───── SUPPLIED MATERIAL

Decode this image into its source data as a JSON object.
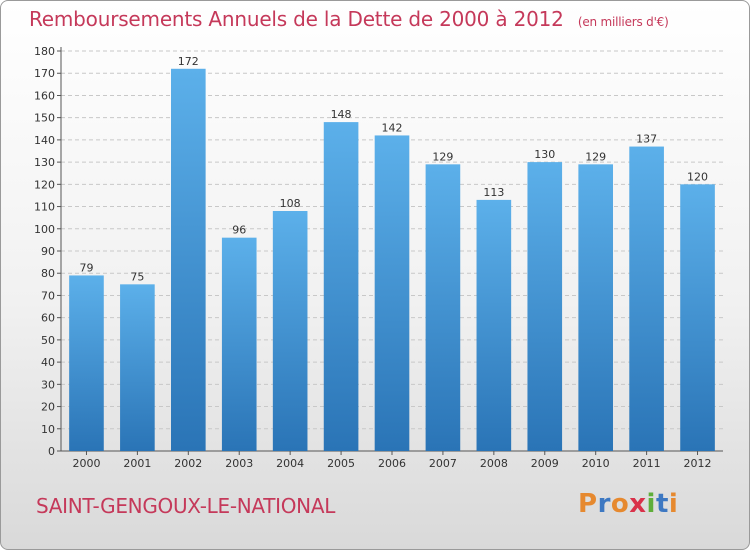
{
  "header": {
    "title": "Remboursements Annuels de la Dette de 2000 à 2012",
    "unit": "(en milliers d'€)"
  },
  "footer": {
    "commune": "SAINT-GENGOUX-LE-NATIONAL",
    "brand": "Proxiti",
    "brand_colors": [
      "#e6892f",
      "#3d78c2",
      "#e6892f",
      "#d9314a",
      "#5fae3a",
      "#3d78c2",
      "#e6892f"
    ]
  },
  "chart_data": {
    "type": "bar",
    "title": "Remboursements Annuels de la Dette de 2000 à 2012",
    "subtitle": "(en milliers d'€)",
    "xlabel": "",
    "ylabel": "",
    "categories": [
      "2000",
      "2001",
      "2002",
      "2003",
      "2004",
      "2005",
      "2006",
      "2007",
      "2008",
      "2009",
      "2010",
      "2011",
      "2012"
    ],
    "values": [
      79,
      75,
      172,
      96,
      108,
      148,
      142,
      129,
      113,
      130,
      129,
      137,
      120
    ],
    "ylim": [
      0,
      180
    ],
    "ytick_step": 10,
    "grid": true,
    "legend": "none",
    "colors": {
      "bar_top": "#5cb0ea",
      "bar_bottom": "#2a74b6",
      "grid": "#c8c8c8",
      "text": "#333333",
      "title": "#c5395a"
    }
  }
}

──────────

= WORK TO BE COMPLETED =
Omit the pictures. Transcribe every record exactly.

= EXERCISE OUTPUT =
Decode this image into its source data as a JSON object.
{
  "header": {
    "title": "Remboursements Annuels de la Dette de 2000 à 2012",
    "unit": "(en milliers d'€)"
  },
  "footer": {
    "commune": "SAINT-GENGOUX-LE-NATIONAL",
    "brand": "Proxiti",
    "brand_colors": [
      "#e6892f",
      "#3d78c2",
      "#e6892f",
      "#d9314a",
      "#5fae3a",
      "#3d78c2",
      "#e6892f"
    ]
  },
  "chart_data": {
    "type": "bar",
    "title": "Remboursements Annuels de la Dette de 2000 à 2012",
    "subtitle": "(en milliers d'€)",
    "xlabel": "",
    "ylabel": "",
    "categories": [
      "2000",
      "2001",
      "2002",
      "2003",
      "2004",
      "2005",
      "2006",
      "2007",
      "2008",
      "2009",
      "2010",
      "2011",
      "2012"
    ],
    "values": [
      79,
      75,
      172,
      96,
      108,
      148,
      142,
      129,
      113,
      130,
      129,
      137,
      120
    ],
    "ylim": [
      0,
      180
    ],
    "ytick_step": 10,
    "grid": true,
    "legend": "none",
    "colors": {
      "bar_top": "#5cb0ea",
      "bar_bottom": "#2a74b6",
      "grid": "#c8c8c8",
      "text": "#333333",
      "title": "#c5395a"
    }
  }
}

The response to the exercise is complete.